>> start

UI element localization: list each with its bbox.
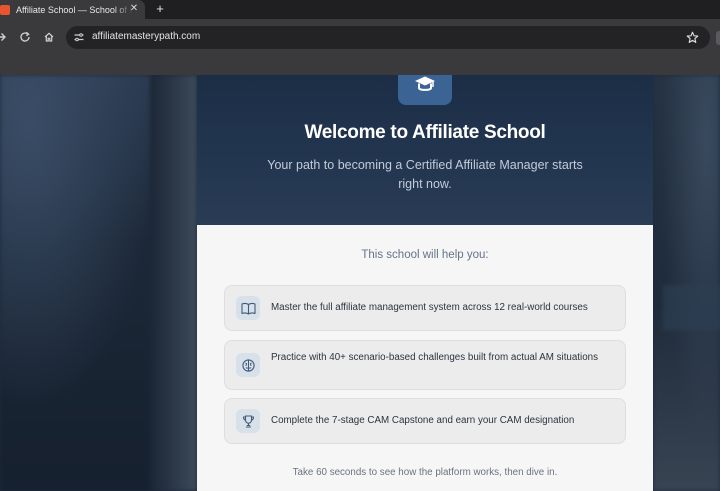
forward-icon[interactable]	[0, 29, 9, 45]
browser-toolbar: affiliatemasterypath.com	[0, 19, 720, 56]
address-bar[interactable]: affiliatemasterypath.com	[66, 26, 710, 49]
browser-tab[interactable]: Affiliate School — School of Performance…	[0, 0, 145, 19]
graduation-cap-icon	[398, 75, 452, 105]
page-subtitle: Your path to becoming a Certified Affili…	[267, 158, 583, 191]
feature-card-courses: Master the full affiliate management sys…	[224, 285, 626, 331]
bookmark-bar	[0, 56, 720, 75]
footer-note: Take 60 seconds to see how the platform …	[292, 467, 558, 478]
feature-text: Master the full affiliate management sys…	[271, 302, 588, 313]
tab-title: Affiliate School — School of Performance…	[16, 4, 132, 15]
star-icon[interactable]	[685, 30, 699, 44]
reload-icon[interactable]	[17, 29, 33, 45]
blurred-background-right	[653, 75, 720, 491]
feature-text: Complete the 7-stage CAM Capstone and ea…	[271, 415, 575, 426]
modal-hero: Welcome to Affiliate School Your path to…	[197, 75, 653, 225]
page-viewport: Welcome to Affiliate School Your path to…	[0, 75, 720, 491]
page-title: Welcome to Affiliate School	[304, 122, 546, 143]
feature-card-capstone: Complete the 7-stage CAM Capstone and ea…	[224, 398, 626, 444]
tab-close-icon[interactable]: ✕	[128, 3, 140, 15]
welcome-modal: Welcome to Affiliate School Your path to…	[197, 75, 653, 491]
feature-card-challenges: Practice with 40+ scenario-based challen…	[224, 340, 626, 390]
home-icon[interactable]	[41, 29, 57, 45]
site-info-icon[interactable]	[72, 30, 86, 44]
blurred-background-left	[0, 75, 197, 491]
extension-icon[interactable]	[716, 31, 720, 45]
modal-body: This school will help you: Master the fu…	[197, 225, 653, 491]
brain-icon	[236, 353, 260, 377]
new-tab-button[interactable]: +	[153, 2, 167, 16]
trophy-icon	[236, 409, 260, 433]
tab-strip: Affiliate School — School of Performance…	[0, 0, 720, 19]
feature-text: Practice with 40+ scenario-based challen…	[271, 352, 599, 363]
url-text[interactable]: affiliatemasterypath.com	[92, 31, 200, 42]
help-heading: This school will help you:	[361, 249, 489, 261]
favicon-icon	[0, 4, 10, 15]
book-icon	[236, 296, 260, 320]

>> end

Instructions for the task —
Which lines of the entries above contain the string "interactable", with case counting? Copy each of those lines in full.

Exercise result —
forward-icon[interactable]	[0, 29, 9, 45]
address-bar[interactable]: affiliatemasterypath.com	[66, 26, 710, 49]
browser-tab[interactable]: Affiliate School — School of Performance…	[0, 0, 145, 19]
star-icon[interactable]	[685, 30, 699, 44]
reload-icon[interactable]	[17, 29, 33, 45]
tab-close-icon[interactable]: ✕	[128, 3, 140, 15]
home-icon[interactable]	[41, 29, 57, 45]
site-info-icon[interactable]	[72, 30, 86, 44]
extension-icon[interactable]	[716, 31, 720, 45]
new-tab-button[interactable]: +	[153, 2, 167, 16]
url-text[interactable]: affiliatemasterypath.com	[92, 31, 200, 42]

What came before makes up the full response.